Return the lines of the data below exactly as they appear, from the start of the data through the line that contains "x-tick-label: 2080 — [1579, 502, 1622, 524]", including both ends. Include no other lines.

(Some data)
::::
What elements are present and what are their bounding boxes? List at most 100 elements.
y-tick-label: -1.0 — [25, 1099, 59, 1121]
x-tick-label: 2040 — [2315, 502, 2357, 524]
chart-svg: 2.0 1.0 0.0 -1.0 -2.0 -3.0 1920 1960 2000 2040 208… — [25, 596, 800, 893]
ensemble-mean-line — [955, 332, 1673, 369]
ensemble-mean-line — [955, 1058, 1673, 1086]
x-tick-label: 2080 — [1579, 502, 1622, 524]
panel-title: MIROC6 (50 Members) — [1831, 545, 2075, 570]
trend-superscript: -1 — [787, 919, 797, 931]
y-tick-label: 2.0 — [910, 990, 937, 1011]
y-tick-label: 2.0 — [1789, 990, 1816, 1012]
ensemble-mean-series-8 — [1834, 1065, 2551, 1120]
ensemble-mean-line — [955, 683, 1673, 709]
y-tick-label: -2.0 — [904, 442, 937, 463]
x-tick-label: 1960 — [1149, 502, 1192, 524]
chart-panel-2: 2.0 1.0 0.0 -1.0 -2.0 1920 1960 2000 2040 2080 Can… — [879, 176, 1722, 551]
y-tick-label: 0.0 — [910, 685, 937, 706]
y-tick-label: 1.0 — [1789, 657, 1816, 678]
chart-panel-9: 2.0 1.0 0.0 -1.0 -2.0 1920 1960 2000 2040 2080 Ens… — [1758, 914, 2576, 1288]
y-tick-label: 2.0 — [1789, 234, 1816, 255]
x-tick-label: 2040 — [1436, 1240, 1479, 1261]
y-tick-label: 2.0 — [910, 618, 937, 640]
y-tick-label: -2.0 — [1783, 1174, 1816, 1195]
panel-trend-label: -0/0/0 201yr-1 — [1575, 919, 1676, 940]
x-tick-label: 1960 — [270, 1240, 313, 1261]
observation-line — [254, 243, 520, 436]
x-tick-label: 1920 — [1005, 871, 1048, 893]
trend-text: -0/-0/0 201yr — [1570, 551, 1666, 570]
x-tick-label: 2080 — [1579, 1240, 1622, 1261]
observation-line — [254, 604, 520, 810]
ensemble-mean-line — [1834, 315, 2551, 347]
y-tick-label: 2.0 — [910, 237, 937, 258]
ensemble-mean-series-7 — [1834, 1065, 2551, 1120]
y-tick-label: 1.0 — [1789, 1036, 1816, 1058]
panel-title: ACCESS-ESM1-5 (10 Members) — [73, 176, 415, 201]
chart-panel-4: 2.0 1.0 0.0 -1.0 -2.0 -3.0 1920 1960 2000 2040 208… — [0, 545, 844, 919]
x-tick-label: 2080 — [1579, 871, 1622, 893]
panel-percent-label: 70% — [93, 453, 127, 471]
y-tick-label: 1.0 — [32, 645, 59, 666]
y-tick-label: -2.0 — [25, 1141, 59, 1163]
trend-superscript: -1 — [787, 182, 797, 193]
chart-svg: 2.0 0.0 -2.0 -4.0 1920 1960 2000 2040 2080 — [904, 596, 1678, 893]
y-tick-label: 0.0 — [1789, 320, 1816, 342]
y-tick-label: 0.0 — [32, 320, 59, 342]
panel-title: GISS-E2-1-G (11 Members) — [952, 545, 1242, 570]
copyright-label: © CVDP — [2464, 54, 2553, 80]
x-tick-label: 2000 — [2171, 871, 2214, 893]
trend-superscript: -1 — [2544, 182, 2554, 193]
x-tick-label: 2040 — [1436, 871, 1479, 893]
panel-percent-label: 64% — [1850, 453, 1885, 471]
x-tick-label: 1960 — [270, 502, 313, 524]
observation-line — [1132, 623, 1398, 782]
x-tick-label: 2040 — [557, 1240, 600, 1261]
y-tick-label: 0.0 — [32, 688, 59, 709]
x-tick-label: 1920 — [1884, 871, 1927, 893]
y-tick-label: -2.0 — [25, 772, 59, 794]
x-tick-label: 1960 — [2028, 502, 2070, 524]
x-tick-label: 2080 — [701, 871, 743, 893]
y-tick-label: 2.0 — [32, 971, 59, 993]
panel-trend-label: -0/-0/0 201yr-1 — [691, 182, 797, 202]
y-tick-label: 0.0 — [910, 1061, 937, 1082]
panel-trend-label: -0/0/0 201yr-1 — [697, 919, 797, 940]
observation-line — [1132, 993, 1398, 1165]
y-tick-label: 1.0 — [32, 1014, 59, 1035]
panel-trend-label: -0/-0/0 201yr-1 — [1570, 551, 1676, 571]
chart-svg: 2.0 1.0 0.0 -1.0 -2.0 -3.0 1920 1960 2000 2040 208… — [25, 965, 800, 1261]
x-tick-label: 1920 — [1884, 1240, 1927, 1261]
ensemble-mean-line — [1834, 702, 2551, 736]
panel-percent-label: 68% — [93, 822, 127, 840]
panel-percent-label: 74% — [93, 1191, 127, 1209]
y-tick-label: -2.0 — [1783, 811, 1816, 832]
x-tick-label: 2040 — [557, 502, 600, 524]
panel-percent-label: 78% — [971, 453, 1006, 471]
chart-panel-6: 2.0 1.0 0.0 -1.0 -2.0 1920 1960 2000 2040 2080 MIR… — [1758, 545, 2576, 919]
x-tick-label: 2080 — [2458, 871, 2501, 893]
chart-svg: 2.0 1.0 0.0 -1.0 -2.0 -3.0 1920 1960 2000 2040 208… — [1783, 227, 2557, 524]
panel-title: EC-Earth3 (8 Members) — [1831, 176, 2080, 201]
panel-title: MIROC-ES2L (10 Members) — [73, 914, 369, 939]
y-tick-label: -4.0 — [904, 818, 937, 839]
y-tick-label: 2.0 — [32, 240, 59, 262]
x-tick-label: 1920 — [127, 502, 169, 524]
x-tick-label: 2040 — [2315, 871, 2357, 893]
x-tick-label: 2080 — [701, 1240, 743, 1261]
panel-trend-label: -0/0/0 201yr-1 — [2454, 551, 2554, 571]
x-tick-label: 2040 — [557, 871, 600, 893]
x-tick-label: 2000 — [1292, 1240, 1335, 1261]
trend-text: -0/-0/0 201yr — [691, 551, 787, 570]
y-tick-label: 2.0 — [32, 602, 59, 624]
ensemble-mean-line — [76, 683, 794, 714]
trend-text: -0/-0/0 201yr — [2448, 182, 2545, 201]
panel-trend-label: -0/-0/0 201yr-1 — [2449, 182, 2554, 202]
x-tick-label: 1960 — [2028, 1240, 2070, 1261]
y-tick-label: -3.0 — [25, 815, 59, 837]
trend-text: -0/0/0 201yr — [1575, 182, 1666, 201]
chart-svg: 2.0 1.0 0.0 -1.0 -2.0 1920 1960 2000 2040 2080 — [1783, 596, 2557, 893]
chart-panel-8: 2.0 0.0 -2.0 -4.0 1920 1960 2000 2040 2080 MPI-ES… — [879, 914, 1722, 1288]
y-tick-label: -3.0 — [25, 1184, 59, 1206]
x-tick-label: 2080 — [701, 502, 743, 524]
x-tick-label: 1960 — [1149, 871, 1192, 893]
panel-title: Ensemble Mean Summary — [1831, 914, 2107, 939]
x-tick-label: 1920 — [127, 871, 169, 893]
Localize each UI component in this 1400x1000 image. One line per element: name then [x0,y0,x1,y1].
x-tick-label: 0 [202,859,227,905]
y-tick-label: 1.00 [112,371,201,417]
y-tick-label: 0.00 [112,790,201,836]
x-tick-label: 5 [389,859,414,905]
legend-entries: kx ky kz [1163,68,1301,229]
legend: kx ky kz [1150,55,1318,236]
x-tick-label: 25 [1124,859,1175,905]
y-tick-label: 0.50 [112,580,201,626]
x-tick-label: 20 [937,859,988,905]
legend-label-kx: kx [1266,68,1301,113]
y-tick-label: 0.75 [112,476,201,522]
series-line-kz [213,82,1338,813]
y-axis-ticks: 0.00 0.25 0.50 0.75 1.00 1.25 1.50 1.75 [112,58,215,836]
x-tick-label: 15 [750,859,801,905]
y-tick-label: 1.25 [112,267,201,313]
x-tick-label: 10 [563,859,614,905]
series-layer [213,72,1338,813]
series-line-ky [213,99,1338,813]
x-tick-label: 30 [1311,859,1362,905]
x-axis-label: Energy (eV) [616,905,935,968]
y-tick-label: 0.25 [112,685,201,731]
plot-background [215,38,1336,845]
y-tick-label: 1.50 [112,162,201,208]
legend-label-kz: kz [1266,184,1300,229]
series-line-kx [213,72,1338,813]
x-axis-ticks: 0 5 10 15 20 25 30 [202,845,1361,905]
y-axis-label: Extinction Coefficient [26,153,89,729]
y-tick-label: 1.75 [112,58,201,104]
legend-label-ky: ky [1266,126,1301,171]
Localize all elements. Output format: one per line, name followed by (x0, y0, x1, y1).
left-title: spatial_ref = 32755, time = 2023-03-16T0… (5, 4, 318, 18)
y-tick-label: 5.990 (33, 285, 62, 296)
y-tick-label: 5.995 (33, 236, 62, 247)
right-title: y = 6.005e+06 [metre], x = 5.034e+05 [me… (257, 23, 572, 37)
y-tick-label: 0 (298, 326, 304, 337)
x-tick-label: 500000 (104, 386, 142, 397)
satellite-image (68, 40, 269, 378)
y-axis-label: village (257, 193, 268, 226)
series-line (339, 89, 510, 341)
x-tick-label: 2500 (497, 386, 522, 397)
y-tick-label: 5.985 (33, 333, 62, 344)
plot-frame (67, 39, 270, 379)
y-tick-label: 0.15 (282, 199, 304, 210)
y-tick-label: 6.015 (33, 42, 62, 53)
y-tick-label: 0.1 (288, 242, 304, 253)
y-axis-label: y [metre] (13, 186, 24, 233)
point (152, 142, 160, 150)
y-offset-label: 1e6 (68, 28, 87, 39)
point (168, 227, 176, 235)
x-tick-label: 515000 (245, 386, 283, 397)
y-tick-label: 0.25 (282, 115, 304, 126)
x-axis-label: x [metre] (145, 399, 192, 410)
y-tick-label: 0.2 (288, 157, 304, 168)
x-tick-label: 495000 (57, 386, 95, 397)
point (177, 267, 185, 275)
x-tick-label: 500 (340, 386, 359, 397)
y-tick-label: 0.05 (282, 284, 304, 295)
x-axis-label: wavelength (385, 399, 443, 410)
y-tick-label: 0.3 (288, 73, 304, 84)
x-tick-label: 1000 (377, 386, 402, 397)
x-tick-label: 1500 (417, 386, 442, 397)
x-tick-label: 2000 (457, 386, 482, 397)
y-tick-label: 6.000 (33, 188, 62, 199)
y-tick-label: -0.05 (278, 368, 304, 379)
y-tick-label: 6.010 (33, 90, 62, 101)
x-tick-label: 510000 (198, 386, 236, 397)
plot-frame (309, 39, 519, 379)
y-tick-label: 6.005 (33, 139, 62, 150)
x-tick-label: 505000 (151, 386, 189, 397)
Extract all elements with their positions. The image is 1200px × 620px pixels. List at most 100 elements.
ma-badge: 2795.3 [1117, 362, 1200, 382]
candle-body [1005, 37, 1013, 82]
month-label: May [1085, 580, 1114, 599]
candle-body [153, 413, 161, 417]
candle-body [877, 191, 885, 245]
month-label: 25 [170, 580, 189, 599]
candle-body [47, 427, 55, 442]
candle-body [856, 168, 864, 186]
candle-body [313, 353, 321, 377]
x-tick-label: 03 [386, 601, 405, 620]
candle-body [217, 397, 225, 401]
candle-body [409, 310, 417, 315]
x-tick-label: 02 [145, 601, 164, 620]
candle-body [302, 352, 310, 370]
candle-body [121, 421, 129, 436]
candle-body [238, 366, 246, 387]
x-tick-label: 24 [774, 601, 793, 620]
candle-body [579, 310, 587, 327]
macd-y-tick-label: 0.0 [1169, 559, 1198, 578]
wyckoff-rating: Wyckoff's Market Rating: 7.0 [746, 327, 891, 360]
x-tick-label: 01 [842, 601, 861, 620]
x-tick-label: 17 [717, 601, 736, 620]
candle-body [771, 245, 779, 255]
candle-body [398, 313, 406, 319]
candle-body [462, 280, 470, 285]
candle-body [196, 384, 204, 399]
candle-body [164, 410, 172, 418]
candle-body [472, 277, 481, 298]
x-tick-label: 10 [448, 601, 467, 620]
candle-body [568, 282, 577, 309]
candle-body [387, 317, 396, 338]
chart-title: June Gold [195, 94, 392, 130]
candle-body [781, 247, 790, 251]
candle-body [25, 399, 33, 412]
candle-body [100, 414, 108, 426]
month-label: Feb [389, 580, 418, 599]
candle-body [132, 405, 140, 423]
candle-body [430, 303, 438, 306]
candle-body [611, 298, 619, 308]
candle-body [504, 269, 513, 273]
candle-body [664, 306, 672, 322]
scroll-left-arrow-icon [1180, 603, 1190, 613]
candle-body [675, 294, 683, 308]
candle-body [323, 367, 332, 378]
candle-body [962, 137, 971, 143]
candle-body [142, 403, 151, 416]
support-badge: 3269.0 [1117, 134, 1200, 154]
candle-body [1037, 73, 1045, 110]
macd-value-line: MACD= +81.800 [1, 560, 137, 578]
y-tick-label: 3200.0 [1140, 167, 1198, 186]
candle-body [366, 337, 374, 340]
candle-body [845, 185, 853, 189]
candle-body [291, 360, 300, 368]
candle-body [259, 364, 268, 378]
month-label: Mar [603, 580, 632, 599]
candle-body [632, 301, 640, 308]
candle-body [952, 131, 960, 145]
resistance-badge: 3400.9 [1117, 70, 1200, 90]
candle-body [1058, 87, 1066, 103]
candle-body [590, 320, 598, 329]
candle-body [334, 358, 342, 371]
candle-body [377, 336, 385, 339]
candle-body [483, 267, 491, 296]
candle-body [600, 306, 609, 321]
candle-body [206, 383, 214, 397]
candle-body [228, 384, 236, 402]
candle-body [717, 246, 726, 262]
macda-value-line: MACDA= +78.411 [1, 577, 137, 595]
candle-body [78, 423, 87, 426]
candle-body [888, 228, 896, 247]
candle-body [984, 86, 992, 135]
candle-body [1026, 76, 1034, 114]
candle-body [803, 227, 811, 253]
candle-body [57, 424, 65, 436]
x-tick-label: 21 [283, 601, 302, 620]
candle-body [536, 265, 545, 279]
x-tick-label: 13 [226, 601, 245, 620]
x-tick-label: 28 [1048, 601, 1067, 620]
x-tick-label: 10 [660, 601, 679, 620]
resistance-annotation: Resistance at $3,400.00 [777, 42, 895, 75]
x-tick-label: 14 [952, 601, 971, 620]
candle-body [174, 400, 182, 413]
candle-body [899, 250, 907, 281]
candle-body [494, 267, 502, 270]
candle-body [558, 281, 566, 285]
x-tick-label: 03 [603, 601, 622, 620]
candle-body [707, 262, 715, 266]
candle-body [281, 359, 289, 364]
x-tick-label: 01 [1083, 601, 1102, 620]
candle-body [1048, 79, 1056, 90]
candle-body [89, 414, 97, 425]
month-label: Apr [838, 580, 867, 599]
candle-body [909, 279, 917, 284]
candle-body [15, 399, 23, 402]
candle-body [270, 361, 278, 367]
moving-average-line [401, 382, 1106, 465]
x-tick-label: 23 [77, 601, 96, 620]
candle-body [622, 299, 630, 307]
::::
Task output:
What elements are present and what are their bounding boxes? List at most 100 elements.
y-tick-label: -1.0 — [25, 1099, 59, 1121]
x-tick-label: 2040 — [2315, 502, 2357, 524]
chart-svg: 2.0 1.0 0.0 -1.0 -2.0 -3.0 1920 1960 2000 2040 208… — [25, 596, 800, 893]
ensemble-mean-line — [955, 332, 1673, 369]
ensemble-mean-line — [955, 1058, 1673, 1086]
x-tick-label: 2080 — [1579, 502, 1622, 524]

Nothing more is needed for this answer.